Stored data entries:
------------------------------------
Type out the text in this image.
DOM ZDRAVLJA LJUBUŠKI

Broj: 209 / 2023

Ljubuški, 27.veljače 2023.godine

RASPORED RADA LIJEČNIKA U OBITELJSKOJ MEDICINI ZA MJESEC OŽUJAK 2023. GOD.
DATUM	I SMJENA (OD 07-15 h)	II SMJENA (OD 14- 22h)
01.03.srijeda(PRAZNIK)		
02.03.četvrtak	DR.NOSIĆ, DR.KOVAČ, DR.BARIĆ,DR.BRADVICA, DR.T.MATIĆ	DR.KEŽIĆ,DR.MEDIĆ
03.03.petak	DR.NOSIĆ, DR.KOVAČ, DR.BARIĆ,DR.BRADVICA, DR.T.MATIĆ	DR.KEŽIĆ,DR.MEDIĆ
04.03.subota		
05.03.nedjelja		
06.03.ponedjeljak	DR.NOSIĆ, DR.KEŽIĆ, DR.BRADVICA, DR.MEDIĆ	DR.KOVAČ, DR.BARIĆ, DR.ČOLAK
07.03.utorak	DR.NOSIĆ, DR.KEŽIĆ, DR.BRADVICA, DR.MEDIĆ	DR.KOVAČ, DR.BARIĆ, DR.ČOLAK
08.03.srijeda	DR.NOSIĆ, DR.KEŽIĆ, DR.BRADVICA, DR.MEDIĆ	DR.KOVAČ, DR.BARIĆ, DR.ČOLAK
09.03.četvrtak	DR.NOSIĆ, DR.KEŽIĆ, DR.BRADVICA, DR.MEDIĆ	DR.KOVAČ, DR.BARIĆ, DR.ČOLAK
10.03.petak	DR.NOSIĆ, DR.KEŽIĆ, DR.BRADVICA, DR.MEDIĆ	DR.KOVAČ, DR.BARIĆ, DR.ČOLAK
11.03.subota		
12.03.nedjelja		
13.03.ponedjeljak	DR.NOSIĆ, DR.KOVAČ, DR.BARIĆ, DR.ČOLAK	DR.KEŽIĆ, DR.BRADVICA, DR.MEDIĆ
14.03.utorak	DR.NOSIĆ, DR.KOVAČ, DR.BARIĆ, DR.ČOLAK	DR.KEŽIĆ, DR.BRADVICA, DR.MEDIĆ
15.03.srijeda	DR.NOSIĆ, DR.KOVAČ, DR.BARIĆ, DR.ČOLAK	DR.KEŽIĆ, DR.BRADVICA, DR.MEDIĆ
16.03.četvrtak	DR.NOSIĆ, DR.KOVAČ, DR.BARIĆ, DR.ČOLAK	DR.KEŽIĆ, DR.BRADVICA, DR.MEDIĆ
------------------------------------
■ **EXERCISE REQUIREMENTS**:
Filter the data, keeping only the lines that contain "petak".

■ **FULL SOLUTION**:
03.03.petak	DR.NOSIĆ, DR.KOVAČ, DR.BARIĆ,DR.BRADVICA, DR.T.MATIĆ	DR.KEŽIĆ,DR.MEDIĆ
10.03.petak	DR.NOSIĆ, DR.KEŽIĆ, DR.BRADVICA, DR.MEDIĆ	DR.KOVAČ, DR.BARIĆ, DR.ČOLAK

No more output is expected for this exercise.